▸ **THE TASK**
All records below must be retyped exactly.

Figure record extracts
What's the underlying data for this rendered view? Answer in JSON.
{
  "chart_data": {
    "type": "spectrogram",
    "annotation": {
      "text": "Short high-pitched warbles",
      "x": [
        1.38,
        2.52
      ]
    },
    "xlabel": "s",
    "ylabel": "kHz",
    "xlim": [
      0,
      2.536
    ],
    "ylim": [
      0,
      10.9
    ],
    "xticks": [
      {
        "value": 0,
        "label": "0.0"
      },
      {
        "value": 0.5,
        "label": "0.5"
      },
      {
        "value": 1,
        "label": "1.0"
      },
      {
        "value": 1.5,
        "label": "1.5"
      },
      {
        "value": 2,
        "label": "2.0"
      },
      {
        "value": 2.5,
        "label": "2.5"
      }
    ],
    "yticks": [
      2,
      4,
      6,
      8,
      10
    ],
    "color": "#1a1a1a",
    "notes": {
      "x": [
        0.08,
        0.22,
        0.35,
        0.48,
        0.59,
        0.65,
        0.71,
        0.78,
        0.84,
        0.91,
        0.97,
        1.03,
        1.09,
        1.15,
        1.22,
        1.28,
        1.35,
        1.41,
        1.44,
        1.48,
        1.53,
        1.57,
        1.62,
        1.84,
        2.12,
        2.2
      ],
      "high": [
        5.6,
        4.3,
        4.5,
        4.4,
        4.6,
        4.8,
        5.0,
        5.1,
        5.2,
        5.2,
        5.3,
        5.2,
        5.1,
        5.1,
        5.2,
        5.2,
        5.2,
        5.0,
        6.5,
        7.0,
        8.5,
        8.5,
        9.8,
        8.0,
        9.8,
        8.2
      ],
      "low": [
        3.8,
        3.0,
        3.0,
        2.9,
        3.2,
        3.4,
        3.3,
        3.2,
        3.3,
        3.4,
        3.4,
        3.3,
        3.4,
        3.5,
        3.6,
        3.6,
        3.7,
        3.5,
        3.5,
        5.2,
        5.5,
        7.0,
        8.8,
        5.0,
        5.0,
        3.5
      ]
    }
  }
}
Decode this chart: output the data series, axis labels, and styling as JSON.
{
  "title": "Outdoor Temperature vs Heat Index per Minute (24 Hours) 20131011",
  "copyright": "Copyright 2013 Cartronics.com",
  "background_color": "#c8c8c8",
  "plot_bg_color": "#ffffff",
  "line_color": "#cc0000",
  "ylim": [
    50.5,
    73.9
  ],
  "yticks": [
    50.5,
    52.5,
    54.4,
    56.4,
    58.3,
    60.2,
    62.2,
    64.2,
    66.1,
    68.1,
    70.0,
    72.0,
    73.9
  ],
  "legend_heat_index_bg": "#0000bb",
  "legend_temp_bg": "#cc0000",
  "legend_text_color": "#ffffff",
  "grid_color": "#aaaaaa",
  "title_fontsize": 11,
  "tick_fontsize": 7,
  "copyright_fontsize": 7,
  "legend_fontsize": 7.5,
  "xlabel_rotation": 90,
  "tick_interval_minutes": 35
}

▸ **ANSWER TO THIS TASK**
What's the underlying data for this rendered view? Answer in JSON.
{
  "chart_data": {
    "type": "spectrogram",
    "annotation": {
      "text": "Short high-pitched warbles",
      "x": [
        1.38,
        2.52
      ]
    },
    "xlabel": "s",
    "ylabel": "kHz",
    "xlim": [
      0,
      2.536
    ],
    "ylim": [
      0,
      10.9
    ],
    "xticks": [
      {
        "value": 0,
        "label": "0.0"
      },
      {
        "value": 0.5,
        "label": "0.5"
      },
      {
        "value": 1,
        "label": "1.0"
      },
      {
        "value": 1.5,
        "label": "1.5"
      },
      {
        "value": 2,
        "label": "2.0"
      },
      {
        "value": 2.5,
        "label": "2.5"
      }
    ],
    "yticks": [
      2,
      4,
      6,
      8,
      10
    ],
    "color": "#1a1a1a",
    "notes": {
      "x": [
        0.08,
        0.22,
        0.35,
        0.48,
        0.59,
        0.65,
        0.71,
        0.78,
        0.84,
        0.91,
        0.97,
        1.03,
        1.09,
        1.15,
        1.22,
        1.28,
        1.35,
        1.41,
        1.44,
        1.48,
        1.53,
        1.57,
        1.62,
        1.84,
        2.12,
        2.2
      ],
      "high": [
        5.6,
        4.3,
        4.5,
        4.4,
        4.6,
        4.8,
        5.0,
        5.1,
        5.2,
        5.2,
        5.3,
        5.2,
        5.1,
        5.1,
        5.2,
        5.2,
        5.2,
        5.0,
        6.5,
        7.0,
        8.5,
        8.5,
        9.8,
        8.0,
        9.8,
        8.2
      ],
      "low": [
        3.8,
        3.0,
        3.0,
        2.9,
        3.2,
        3.4,
        3.3,
        3.2,
        3.3,
        3.4,
        3.4,
        3.3,
        3.4,
        3.5,
        3.6,
        3.6,
        3.7,
        3.5,
        3.5,
        5.2,
        5.5,
        7.0,
        8.8,
        5.0,
        5.0,
        3.5
      ]
    }
  }
}
Decode this chart: output the data series, axis labels, and styling as JSON.
{
  "title": "Outdoor Temperature vs Heat Index per Minute (24 Hours) 20131011",
  "copyright": "Copyright 2013 Cartronics.com",
  "background_color": "#c8c8c8",
  "plot_bg_color": "#ffffff",
  "line_color": "#cc0000",
  "ylim": [
    50.5,
    73.9
  ],
  "yticks": [
    50.5,
    52.5,
    54.4,
    56.4,
    58.3,
    60.2,
    62.2,
    64.2,
    66.1,
    68.1,
    70.0,
    72.0,
    73.9
  ],
  "legend_heat_index_bg": "#0000bb",
  "legend_temp_bg": "#cc0000",
  "legend_text_color": "#ffffff",
  "grid_color": "#aaaaaa",
  "title_fontsize": 11,
  "tick_fontsize": 7,
  "copyright_fontsize": 7,
  "legend_fontsize": 7.5,
  "xlabel_rotation": 90,
  "tick_interval_minutes": 35
}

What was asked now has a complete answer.